Identify all lines in the listing that include the word "Bewegung", and copy them out.
-- Start --
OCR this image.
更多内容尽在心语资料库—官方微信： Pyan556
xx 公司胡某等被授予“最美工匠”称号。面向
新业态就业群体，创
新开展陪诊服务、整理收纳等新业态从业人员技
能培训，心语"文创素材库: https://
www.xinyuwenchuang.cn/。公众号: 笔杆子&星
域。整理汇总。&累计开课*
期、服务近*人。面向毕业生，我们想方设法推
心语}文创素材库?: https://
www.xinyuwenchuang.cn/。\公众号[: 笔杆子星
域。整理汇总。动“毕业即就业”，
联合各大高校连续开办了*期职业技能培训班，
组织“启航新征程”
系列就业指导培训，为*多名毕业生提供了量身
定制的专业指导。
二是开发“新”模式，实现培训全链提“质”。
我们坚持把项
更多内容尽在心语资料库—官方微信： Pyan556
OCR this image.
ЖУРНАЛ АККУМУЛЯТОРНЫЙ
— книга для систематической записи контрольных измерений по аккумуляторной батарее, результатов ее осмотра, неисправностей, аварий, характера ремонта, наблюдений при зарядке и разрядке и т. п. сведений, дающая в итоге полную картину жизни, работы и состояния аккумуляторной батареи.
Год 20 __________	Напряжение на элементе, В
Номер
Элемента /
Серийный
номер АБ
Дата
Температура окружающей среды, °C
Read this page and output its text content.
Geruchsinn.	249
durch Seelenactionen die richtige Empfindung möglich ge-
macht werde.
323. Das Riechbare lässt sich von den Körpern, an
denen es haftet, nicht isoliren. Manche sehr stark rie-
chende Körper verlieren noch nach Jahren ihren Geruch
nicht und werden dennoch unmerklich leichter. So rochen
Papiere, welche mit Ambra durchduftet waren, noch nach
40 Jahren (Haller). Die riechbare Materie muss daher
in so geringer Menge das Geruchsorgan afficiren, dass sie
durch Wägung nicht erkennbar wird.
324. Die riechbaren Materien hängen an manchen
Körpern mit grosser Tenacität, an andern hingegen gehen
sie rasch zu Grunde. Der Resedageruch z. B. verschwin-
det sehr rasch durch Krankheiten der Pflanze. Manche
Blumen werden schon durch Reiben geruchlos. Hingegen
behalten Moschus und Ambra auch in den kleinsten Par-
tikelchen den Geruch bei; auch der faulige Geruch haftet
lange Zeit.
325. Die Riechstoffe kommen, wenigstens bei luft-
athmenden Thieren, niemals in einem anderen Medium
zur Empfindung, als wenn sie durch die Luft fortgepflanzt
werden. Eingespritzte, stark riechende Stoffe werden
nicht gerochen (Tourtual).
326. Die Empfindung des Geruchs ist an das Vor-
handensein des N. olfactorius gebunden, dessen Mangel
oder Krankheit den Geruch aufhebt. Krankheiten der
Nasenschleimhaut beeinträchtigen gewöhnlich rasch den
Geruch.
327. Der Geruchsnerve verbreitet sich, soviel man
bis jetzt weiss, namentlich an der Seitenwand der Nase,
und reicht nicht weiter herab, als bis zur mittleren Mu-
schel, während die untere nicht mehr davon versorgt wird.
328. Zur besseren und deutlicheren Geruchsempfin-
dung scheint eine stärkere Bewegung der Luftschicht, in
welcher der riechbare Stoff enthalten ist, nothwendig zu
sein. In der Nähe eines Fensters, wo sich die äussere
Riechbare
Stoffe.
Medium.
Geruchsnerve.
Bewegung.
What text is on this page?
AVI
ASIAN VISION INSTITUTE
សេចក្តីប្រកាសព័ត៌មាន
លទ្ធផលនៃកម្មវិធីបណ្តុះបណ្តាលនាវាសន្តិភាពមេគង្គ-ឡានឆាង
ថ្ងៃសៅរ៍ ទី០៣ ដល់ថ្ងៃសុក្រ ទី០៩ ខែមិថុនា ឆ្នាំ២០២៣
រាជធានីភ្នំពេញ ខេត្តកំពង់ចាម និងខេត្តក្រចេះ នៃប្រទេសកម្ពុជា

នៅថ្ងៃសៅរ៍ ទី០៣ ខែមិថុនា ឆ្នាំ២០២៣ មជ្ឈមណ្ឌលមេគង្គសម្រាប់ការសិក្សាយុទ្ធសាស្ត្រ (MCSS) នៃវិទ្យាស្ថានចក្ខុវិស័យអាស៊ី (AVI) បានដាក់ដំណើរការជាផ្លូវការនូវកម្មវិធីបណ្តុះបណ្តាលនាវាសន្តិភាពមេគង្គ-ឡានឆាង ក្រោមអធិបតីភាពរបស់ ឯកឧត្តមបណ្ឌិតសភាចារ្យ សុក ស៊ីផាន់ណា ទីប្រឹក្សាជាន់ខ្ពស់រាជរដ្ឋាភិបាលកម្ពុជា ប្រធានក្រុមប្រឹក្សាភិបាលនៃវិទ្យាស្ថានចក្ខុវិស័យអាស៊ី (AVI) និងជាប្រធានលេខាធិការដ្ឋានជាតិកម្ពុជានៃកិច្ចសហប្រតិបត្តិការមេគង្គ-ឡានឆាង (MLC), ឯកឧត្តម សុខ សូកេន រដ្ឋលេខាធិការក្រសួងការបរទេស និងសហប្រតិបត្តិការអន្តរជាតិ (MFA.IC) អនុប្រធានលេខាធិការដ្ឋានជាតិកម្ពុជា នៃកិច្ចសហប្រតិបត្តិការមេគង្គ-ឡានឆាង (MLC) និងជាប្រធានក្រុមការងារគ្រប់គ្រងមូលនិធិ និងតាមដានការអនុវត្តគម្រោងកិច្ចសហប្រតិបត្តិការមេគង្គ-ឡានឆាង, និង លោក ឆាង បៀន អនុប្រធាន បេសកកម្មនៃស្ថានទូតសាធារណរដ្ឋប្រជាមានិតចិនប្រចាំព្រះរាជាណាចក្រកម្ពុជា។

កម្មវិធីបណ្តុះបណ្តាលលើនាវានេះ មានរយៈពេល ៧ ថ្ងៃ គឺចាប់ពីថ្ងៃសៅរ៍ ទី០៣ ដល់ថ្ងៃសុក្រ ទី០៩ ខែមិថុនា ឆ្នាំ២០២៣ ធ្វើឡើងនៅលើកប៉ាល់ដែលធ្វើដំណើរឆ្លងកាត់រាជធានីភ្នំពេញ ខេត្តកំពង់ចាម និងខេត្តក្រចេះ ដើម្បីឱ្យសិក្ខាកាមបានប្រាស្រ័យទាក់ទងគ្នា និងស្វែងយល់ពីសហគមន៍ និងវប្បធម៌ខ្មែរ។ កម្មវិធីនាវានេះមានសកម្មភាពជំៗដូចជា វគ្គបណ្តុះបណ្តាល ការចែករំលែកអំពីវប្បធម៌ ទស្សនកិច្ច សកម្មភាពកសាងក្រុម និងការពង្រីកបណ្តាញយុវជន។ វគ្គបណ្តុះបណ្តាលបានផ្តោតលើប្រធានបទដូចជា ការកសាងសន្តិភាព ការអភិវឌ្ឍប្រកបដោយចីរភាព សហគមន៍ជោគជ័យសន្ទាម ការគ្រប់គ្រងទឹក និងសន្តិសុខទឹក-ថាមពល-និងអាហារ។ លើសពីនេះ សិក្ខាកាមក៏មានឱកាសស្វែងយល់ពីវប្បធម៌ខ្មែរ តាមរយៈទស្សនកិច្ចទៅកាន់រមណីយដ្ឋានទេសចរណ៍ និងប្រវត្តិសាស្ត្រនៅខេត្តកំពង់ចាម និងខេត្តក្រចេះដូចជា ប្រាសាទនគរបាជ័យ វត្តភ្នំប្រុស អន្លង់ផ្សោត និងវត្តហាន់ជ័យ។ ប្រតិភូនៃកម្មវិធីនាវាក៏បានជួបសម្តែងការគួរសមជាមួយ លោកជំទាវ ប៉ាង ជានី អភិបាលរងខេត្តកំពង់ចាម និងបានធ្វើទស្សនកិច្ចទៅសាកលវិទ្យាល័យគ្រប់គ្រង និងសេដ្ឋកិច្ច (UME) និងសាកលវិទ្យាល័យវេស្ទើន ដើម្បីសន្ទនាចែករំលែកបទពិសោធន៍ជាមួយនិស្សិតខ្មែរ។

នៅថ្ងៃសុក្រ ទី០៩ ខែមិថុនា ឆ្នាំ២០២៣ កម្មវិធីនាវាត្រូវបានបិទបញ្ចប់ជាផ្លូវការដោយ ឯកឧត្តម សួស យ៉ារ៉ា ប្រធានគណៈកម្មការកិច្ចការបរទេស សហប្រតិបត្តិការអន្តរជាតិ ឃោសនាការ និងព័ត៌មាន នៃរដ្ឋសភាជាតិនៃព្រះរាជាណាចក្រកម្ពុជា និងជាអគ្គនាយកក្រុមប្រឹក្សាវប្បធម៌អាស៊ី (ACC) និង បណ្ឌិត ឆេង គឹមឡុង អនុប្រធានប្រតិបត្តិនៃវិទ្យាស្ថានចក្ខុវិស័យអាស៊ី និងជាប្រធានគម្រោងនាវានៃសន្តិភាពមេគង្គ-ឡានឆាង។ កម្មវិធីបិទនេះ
-- End --
### Finished task
dung scheint eine stärkere Bewegung der Luftschicht, in
Bewegung.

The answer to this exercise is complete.